* Begin DATA ROWS *

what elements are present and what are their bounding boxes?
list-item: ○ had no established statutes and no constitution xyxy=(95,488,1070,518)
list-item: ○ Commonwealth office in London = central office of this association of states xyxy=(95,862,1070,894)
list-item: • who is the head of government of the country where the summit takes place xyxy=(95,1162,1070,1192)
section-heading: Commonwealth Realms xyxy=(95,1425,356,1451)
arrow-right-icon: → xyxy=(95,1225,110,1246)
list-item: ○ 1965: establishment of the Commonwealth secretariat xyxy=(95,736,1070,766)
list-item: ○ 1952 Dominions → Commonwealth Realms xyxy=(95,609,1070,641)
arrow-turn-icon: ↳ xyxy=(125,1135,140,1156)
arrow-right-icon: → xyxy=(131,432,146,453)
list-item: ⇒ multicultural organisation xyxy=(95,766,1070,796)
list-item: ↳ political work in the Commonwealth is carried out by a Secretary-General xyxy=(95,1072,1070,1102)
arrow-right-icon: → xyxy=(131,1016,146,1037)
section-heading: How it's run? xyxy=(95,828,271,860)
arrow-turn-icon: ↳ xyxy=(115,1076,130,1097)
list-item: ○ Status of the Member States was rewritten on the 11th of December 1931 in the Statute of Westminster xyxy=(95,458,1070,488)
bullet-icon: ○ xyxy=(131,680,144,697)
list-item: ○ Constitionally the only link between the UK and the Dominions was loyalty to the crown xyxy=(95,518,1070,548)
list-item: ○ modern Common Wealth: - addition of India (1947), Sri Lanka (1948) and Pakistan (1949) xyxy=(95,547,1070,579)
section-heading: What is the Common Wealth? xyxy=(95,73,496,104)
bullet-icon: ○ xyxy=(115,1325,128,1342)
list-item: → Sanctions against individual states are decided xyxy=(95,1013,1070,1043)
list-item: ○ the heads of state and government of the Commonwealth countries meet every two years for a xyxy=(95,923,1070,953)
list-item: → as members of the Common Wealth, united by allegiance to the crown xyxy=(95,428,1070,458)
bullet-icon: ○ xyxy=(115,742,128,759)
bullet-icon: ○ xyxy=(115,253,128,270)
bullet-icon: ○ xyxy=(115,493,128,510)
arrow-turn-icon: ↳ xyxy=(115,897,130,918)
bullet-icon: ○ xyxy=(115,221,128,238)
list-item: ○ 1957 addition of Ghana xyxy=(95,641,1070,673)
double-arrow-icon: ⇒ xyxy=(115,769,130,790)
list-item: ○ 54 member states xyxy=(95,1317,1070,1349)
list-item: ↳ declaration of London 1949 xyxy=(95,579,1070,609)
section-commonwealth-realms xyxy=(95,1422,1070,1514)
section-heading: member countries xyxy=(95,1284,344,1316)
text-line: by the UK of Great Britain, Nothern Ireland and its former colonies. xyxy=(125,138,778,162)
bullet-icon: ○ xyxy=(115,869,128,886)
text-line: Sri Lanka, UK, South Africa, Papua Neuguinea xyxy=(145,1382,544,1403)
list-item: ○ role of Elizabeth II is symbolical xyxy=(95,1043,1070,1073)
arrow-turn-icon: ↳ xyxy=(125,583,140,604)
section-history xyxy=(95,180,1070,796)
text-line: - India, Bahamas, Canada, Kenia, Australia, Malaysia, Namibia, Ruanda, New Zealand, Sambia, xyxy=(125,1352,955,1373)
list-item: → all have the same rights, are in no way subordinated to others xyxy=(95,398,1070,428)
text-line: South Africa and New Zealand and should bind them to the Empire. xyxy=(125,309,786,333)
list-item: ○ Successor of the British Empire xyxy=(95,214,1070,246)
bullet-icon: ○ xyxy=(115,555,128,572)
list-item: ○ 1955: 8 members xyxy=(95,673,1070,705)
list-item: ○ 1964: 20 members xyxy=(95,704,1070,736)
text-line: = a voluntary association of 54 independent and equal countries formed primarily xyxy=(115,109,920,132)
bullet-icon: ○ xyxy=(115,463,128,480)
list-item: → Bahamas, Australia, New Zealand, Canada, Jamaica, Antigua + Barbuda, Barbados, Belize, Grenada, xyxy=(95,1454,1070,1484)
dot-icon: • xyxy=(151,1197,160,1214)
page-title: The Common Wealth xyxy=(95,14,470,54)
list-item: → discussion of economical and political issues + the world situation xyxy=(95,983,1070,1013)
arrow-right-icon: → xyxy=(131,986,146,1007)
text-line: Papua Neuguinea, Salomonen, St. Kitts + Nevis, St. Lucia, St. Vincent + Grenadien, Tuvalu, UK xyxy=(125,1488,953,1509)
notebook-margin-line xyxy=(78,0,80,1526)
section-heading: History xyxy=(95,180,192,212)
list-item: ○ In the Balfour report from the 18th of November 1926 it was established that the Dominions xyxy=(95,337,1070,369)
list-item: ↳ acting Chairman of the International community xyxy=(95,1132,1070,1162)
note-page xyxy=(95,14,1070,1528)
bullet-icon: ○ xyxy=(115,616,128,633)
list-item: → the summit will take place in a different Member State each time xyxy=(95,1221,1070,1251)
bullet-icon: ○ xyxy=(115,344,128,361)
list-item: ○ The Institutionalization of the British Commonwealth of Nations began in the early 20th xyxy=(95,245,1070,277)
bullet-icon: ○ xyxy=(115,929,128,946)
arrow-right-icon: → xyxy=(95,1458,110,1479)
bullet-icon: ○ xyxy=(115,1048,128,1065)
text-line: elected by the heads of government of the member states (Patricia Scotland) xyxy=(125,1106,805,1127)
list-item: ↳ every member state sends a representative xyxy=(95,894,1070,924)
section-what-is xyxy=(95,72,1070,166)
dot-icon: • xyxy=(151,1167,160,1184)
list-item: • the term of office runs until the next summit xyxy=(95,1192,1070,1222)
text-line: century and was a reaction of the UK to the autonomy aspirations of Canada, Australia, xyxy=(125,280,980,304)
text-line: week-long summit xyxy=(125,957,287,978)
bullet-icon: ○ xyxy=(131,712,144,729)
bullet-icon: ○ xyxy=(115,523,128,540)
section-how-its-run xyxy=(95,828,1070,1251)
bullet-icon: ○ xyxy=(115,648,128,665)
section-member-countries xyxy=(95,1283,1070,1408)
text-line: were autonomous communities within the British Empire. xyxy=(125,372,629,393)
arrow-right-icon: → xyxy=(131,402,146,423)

* End DATA ROWS *

» **YOUR GOAL**: Edit the records so that every "Secretary-General" becomes "Secretary General", with nothing else changed.

» **TASK RESPONSE**:
what elements are present and what are their bounding boxes?
list-item: ○ had no established statutes and no constitution xyxy=(95,488,1070,518)
list-item: ○ Commonwealth office in London = central office of this association of states xyxy=(95,862,1070,894)
list-item: • who is the head of government of the country where the summit takes place xyxy=(95,1162,1070,1192)
section-heading: Commonwealth Realms xyxy=(95,1425,356,1451)
arrow-right-icon: → xyxy=(95,1225,110,1246)
list-item: ○ 1965: establishment of the Commonwealth secretariat xyxy=(95,736,1070,766)
list-item: ○ 1952 Dominions → Commonwealth Realms xyxy=(95,609,1070,641)
arrow-turn-icon: ↳ xyxy=(125,1135,140,1156)
arrow-right-icon: → xyxy=(131,432,146,453)
list-item: ⇒ multicultural organisation xyxy=(95,766,1070,796)
list-item: ↳ political work in the Commonwealth is carried out by a Secretary General xyxy=(95,1072,1070,1102)
arrow-right-icon: → xyxy=(131,1016,146,1037)
section-heading: How it's run? xyxy=(95,828,271,860)
arrow-turn-icon: ↳ xyxy=(115,1076,130,1097)
list-item: ○ Status of the Member States was rewritten on the 11th of December 1931 in the Statute of Westminster xyxy=(95,458,1070,488)
bullet-icon: ○ xyxy=(131,680,144,697)
list-item: ○ Constitionally the only link between the UK and the Dominions was loyalty to the crown xyxy=(95,518,1070,548)
list-item: ○ modern Common Wealth: - addition of India (1947), Sri Lanka (1948) and Pakistan (1949) xyxy=(95,547,1070,579)
section-heading: What is the Common Wealth? xyxy=(95,73,496,104)
bullet-icon: ○ xyxy=(115,1325,128,1342)
list-item: → Sanctions against individual states are decided xyxy=(95,1013,1070,1043)
list-item: ○ the heads of state and government of the Commonwealth countries meet every two years for a xyxy=(95,923,1070,953)
list-item: → as members of the Common Wealth, united by allegiance to the crown xyxy=(95,428,1070,458)
bullet-icon: ○ xyxy=(115,742,128,759)
bullet-icon: ○ xyxy=(115,253,128,270)
bullet-icon: ○ xyxy=(115,493,128,510)
arrow-turn-icon: ↳ xyxy=(115,897,130,918)
bullet-icon: ○ xyxy=(115,221,128,238)
list-item: ○ 1957 addition of Ghana xyxy=(95,641,1070,673)
double-arrow-icon: ⇒ xyxy=(115,769,130,790)
list-item: ○ 54 member states xyxy=(95,1317,1070,1349)
list-item: ↳ declaration of London 1949 xyxy=(95,579,1070,609)
section-commonwealth-realms xyxy=(95,1422,1070,1514)
section-heading: member countries xyxy=(95,1284,344,1316)
text-line: by the UK of Great Britain, Nothern Ireland and its former colonies. xyxy=(125,138,778,162)
bullet-icon: ○ xyxy=(115,869,128,886)
text-line: Sri Lanka, UK, South Africa, Papua Neuguinea xyxy=(145,1382,544,1403)
list-item: ○ role of Elizabeth II is symbolical xyxy=(95,1043,1070,1073)
arrow-turn-icon: ↳ xyxy=(125,583,140,604)
section-history xyxy=(95,180,1070,796)
text-line: - India, Bahamas, Canada, Kenia, Australia, Malaysia, Namibia, Ruanda, New Zealand, Sambia, xyxy=(125,1352,955,1373)
list-item: → all have the same rights, are in no way subordinated to others xyxy=(95,398,1070,428)
text-line: South Africa and New Zealand and should bind them to the Empire. xyxy=(125,309,786,333)
list-item: ○ Successor of the British Empire xyxy=(95,214,1070,246)
bullet-icon: ○ xyxy=(115,555,128,572)
list-item: ○ 1955: 8 members xyxy=(95,673,1070,705)
list-item: ○ 1964: 20 members xyxy=(95,704,1070,736)
text-line: = a voluntary association of 54 independent and equal countries formed primarily xyxy=(115,109,920,132)
bullet-icon: ○ xyxy=(115,463,128,480)
list-item: → Bahamas, Australia, New Zealand, Canada, Jamaica, Antigua + Barbuda, Barbados, Belize, Grenada, xyxy=(95,1454,1070,1484)
dot-icon: • xyxy=(151,1197,160,1214)
page-title: The Common Wealth xyxy=(95,14,470,54)
list-item: → discussion of economical and political issues + the world situation xyxy=(95,983,1070,1013)
arrow-right-icon: → xyxy=(131,986,146,1007)
text-line: Papua Neuguinea, Salomonen, St. Kitts + Nevis, St. Lucia, St. Vincent + Grenadien, Tuvalu, UK xyxy=(125,1488,953,1509)
notebook-margin-line xyxy=(78,0,80,1526)
section-heading: History xyxy=(95,180,192,212)
list-item: ○ In the Balfour report from the 18th of November 1926 it was established that the Dominions xyxy=(95,337,1070,369)
list-item: ↳ acting Chairman of the International community xyxy=(95,1132,1070,1162)
note-page xyxy=(95,14,1070,1528)
bullet-icon: ○ xyxy=(115,616,128,633)
list-item: → the summit will take place in a different Member State each time xyxy=(95,1221,1070,1251)
bullet-icon: ○ xyxy=(115,344,128,361)
list-item: ○ The Institutionalization of the British Commonwealth of Nations began in the early 20th xyxy=(95,245,1070,277)
bullet-icon: ○ xyxy=(115,929,128,946)
arrow-right-icon: → xyxy=(95,1458,110,1479)
bullet-icon: ○ xyxy=(115,1048,128,1065)
text-line: elected by the heads of government of the member states (Patricia Scotland) xyxy=(125,1106,805,1127)
list-item: ↳ every member state sends a representative xyxy=(95,894,1070,924)
section-what-is xyxy=(95,72,1070,166)
dot-icon: • xyxy=(151,1167,160,1184)
list-item: • the term of office runs until the next summit xyxy=(95,1192,1070,1222)
text-line: century and was a reaction of the UK to the autonomy aspirations of Canada, Australia, xyxy=(125,280,980,304)
text-line: week-long summit xyxy=(125,957,287,978)
bullet-icon: ○ xyxy=(131,712,144,729)
bullet-icon: ○ xyxy=(115,523,128,540)
section-how-its-run xyxy=(95,828,1070,1251)
bullet-icon: ○ xyxy=(115,648,128,665)
section-member-countries xyxy=(95,1283,1070,1408)
text-line: were autonomous communities within the British Empire. xyxy=(125,372,629,393)
arrow-right-icon: → xyxy=(131,402,146,423)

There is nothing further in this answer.